[TASK DESCRIPTION]
Convert every line of the data below into a Markdown table with the columns Number and Text. Number the rows in order and leave out any blank lines.

--

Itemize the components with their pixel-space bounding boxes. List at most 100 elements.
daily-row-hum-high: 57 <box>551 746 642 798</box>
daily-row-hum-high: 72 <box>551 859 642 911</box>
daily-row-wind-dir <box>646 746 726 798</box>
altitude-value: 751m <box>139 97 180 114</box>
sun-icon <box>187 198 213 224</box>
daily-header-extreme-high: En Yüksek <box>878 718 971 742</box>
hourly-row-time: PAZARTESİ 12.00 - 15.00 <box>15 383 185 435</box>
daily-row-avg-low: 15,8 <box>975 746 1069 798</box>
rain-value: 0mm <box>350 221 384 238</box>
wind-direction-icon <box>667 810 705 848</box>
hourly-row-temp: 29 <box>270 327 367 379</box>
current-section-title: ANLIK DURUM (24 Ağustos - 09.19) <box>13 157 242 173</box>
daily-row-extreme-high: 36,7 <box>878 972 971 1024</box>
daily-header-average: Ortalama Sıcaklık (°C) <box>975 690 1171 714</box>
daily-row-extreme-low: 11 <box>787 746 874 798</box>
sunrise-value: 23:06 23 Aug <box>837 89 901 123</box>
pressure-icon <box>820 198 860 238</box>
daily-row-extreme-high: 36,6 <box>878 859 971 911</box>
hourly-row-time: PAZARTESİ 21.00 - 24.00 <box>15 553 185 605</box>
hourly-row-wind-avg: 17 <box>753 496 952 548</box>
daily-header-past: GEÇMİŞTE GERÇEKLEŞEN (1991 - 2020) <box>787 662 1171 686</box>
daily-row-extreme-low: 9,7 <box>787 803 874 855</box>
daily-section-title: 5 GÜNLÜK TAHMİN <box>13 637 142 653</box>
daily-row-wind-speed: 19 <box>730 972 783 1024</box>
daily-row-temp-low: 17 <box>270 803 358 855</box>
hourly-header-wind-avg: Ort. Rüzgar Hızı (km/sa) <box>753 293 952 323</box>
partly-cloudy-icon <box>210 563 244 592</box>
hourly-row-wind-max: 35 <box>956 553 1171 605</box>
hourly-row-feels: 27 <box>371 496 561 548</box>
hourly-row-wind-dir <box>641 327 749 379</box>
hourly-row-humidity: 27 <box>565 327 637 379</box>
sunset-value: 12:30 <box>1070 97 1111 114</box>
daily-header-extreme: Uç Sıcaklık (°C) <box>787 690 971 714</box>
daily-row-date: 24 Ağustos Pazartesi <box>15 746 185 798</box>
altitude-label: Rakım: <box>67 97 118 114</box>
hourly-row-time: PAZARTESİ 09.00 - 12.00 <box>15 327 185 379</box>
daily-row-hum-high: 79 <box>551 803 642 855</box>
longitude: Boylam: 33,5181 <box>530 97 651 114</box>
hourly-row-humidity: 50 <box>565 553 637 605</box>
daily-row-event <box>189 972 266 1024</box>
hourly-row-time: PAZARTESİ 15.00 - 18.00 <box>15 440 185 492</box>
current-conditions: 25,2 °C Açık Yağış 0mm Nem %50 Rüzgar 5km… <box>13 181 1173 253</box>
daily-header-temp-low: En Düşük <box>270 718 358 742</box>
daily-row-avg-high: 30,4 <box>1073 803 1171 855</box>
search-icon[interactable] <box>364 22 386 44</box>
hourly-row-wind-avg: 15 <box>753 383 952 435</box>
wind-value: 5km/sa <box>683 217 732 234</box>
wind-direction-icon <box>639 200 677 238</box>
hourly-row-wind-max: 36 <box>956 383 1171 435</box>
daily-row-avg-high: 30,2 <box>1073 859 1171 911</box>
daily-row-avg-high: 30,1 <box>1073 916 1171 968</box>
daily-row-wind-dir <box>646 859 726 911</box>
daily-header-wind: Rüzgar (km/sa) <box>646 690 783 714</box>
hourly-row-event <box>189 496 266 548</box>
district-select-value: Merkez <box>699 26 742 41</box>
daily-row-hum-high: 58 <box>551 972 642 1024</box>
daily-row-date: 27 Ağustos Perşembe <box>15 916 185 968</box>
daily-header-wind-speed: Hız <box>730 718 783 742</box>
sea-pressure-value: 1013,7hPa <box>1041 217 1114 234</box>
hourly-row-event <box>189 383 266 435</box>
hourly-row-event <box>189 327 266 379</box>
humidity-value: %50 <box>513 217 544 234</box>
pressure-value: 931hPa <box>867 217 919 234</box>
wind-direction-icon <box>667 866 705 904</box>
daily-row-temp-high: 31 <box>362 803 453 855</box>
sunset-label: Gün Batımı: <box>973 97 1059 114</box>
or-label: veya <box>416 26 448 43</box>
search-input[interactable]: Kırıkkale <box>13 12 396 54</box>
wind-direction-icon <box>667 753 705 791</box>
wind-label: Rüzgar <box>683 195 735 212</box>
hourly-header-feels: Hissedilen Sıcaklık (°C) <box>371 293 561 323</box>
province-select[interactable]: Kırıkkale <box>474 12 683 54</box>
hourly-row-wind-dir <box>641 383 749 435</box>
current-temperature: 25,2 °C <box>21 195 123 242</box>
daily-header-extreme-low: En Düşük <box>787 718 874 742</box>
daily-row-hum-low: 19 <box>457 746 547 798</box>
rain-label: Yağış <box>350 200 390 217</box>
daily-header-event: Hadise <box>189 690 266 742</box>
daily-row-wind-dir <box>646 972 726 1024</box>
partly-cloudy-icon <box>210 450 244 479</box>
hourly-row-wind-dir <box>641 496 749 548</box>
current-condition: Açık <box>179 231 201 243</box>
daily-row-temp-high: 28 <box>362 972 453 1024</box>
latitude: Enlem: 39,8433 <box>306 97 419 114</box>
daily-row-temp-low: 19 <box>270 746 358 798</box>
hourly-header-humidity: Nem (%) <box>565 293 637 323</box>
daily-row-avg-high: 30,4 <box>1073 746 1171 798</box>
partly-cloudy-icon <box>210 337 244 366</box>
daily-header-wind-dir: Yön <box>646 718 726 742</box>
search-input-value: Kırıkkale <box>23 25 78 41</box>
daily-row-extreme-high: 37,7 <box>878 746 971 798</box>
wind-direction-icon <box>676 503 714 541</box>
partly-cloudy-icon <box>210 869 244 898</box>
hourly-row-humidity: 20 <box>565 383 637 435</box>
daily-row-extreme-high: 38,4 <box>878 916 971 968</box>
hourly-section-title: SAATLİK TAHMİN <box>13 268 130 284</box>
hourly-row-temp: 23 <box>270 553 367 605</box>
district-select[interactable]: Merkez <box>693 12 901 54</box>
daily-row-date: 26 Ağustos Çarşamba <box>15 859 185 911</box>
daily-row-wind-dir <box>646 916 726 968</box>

--

[WRITTEN RESPONSE]
| Number | Text |
|---|---|
| 1 | Itemize the components with their pixel-space bounding boxes. List at most 100 elements. |
| 2 | daily-row-hum-high: 57 <box>551 746 642 798</box> |
| 3 | daily-row-hum-high: 72 <box>551 859 642 911</box> |
| 4 | daily-row-wind-dir <box>646 746 726 798</box> |
| 5 | altitude-value: 751m <box>139 97 180 114</box> |
| 6 | sun-icon <box>187 198 213 224</box> |
| 7 | daily-header-extreme-high: En Yüksek <box>878 718 971 742</box> |
| 8 | hourly-row-time: PAZARTESİ 12.00 - 15.00 <box>15 383 185 435</box> |
| 9 | daily-row-avg-low: 15,8 <box>975 746 1069 798</box> |
| 10 | rain-value: 0mm <box>350 221 384 238</box> |
| 11 | wind-direction-icon <box>667 810 705 848</box> |
| 12 | hourly-row-temp: 29 <box>270 327 367 379</box> |
| 13 | current-section-title: ANLIK DURUM (24 Ağustos - 09.19) <box>13 157 242 173</box> |
| 14 | daily-row-extreme-high: 36,7 <box>878 972 971 1024</box> |
| 15 | daily-header-average: Ortalama Sıcaklık (°C) <box>975 690 1171 714</box> |
| 16 | daily-row-extreme-low: 11 <box>787 746 874 798</box> |
| 17 | sunrise-value: 23:06 23 Aug <box>837 89 901 123</box> |
| 18 | pressure-icon <box>820 198 860 238</box> |
| 19 | daily-row-extreme-high: 36,6 <box>878 859 971 911</box> |
| 20 | hourly-row-time: PAZARTESİ 21.00 - 24.00 <box>15 553 185 605</box> |
| 21 | hourly-row-wind-avg: 17 <box>753 496 952 548</box> |
| 22 | daily-header-past: GEÇMİŞTE GERÇEKLEŞEN (1991 - 2020) <box>787 662 1171 686</box> |
| 23 | daily-row-extreme-low: 9,7 <box>787 803 874 855</box> |
| 24 | daily-section-title: 5 GÜNLÜK TAHMİN <box>13 637 142 653</box> |
| 25 | daily-row-wind-speed: 19 <box>730 972 783 1024</box> |
| 26 | daily-row-temp-low: 17 <box>270 803 358 855</box> |
| 27 | hourly-header-wind-avg: Ort. Rüzgar Hızı (km/sa) <box>753 293 952 323</box> |
| 28 | partly-cloudy-icon <box>210 563 244 592</box> |
| 29 | hourly-row-wind-max: 35 <box>956 553 1171 605</box> |
| 30 | hourly-row-feels: 27 <box>371 496 561 548</box> |
| 31 | hourly-row-wind-dir <box>641 327 749 379</box> |
| 32 | hourly-row-humidity: 27 <box>565 327 637 379</box> |
| 33 | sunset-value: 12:30 <box>1070 97 1111 114</box> |
| 34 | daily-header-extreme: Uç Sıcaklık (°C) <box>787 690 971 714</box> |
| 35 | daily-row-date: 24 Ağustos Pazartesi <box>15 746 185 798</box> |
| 36 | altitude-label: Rakım: <box>67 97 118 114</box> |
| 37 | hourly-row-time: PAZARTESİ 09.00 - 12.00 <box>15 327 185 379</box> |
| 38 | daily-row-hum-high: 79 <box>551 803 642 855</box> |
| 39 | longitude: Boylam: 33,5181 <box>530 97 651 114</box> |
| 40 | hourly-row-humidity: 50 <box>565 553 637 605</box> |
| 41 | daily-row-event <box>189 972 266 1024</box> |
| 42 | hourly-row-time: PAZARTESİ 15.00 - 18.00 <box>15 440 185 492</box> |
| 43 | current-conditions: 25,2 °C Açık Yağış 0mm Nem %50 Rüzgar 5km… <box>13 181 1173 253</box> |
| 44 | daily-header-temp-low: En Düşük <box>270 718 358 742</box> |
| 45 | daily-row-avg-high: 30,4 <box>1073 803 1171 855</box> |
| 46 | search-icon[interactable] <box>364 22 386 44</box> |
| 47 | hourly-row-wind-avg: 15 <box>753 383 952 435</box> |
| 48 | wind-value: 5km/sa <box>683 217 732 234</box> |
| 49 | wind-direction-icon <box>639 200 677 238</box> |
| 50 | hourly-row-wind-max: 36 <box>956 383 1171 435</box> |
| 51 | daily-row-avg-high: 30,2 <box>1073 859 1171 911</box> |
| 52 | daily-row-avg-high: 30,1 <box>1073 916 1171 968</box> |
| 53 | daily-row-wind-dir <box>646 859 726 911</box> |
| 54 | daily-header-wind: Rüzgar (km/sa) <box>646 690 783 714</box> |
| 55 | hourly-row-event <box>189 496 266 548</box> |
| 56 | district-select-value: Merkez <box>699 26 742 41</box> |
| 57 | daily-row-hum-high: 58 <box>551 972 642 1024</box> |
| 58 | daily-row-date: 27 Ağustos Perşembe <box>15 916 185 968</box> |
| 59 | daily-header-wind-speed: Hız <box>730 718 783 742</box> |
| 60 | sea-pressure-value: 1013,7hPa <box>1041 217 1114 234</box> |
| 61 | hourly-row-event <box>189 383 266 435</box> |
| 62 | hourly-row-event <box>189 327 266 379</box> |
| 63 | humidity-value: %50 <box>513 217 544 234</box> |
| 64 | pressure-value: 931hPa <box>867 217 919 234</box> |
| 65 | wind-direction-icon <box>667 866 705 904</box> |
| 66 | daily-row-temp-high: 31 <box>362 803 453 855</box> |
| 67 | sunset-label: Gün Batımı: <box>973 97 1059 114</box> |
| 68 | or-label: veya <box>416 26 448 43</box> |
| 69 | search-input[interactable]: Kırıkkale <box>13 12 396 54</box> |
| 70 | wind-direction-icon <box>667 753 705 791</box> |
| 71 | wind-label: Rüzgar <box>683 195 735 212</box> |
| 72 | hourly-header-feels: Hissedilen Sıcaklık (°C) <box>371 293 561 323</box> |
| 73 | province-select[interactable]: Kırıkkale <box>474 12 683 54</box> |
| 74 | hourly-row-wind-dir <box>641 383 749 435</box> |
| 75 | current-temperature: 25,2 °C <box>21 195 123 242</box> |
| 76 | daily-header-extreme-low: En Düşük <box>787 718 874 742</box> |
| 77 | daily-row-hum-low: 19 <box>457 746 547 798</box> |
| 78 | rain-label: Yağış <box>350 200 390 217</box> |
| 79 | daily-header-event: Hadise <box>189 690 266 742</box> |
| 80 | daily-row-wind-dir <box>646 972 726 1024</box> |
| 81 | partly-cloudy-icon <box>210 450 244 479</box> |
| 82 | hourly-row-wind-dir <box>641 496 749 548</box> |
| 83 | current-condition: Açık <box>179 231 201 243</box> |
| 84 | daily-row-temp-high: 28 <box>362 972 453 1024</box> |
| 85 | latitude: Enlem: 39,8433 <box>306 97 419 114</box> |
| 86 | daily-row-temp-low: 19 <box>270 746 358 798</box> |
| 87 | hourly-header-humidity: Nem (%) <box>565 293 637 323</box> |
| 88 | daily-row-avg-high: 30,4 <box>1073 746 1171 798</box> |
| 89 | partly-cloudy-icon <box>210 337 244 366</box> |
| 90 | daily-header-wind-dir: Yön <box>646 718 726 742</box> |
| 91 | search-input-value: Kırıkkale <box>23 25 78 41</box> |
| 92 | daily-row-extreme-high: 37,7 <box>878 746 971 798</box> |
| 93 | wind-direction-icon <box>676 503 714 541</box> |
| 94 | partly-cloudy-icon <box>210 869 244 898</box> |
| 95 | hourly-row-humidity: 20 <box>565 383 637 435</box> |
| 96 | daily-row-extreme-high: 38,4 <box>878 916 971 968</box> |
| 97 | hourly-section-title: SAATLİK TAHMİN <box>13 268 130 284</box> |
| 98 | hourly-row-temp: 23 <box>270 553 367 605</box> |
| 99 | district-select[interactable]: Merkez <box>693 12 901 54</box> |
| 100 | daily-row-date: 26 Ağustos Çarşamba <box>15 859 185 911</box> |
| 101 | daily-row-wind-dir <box>646 916 726 968</box> |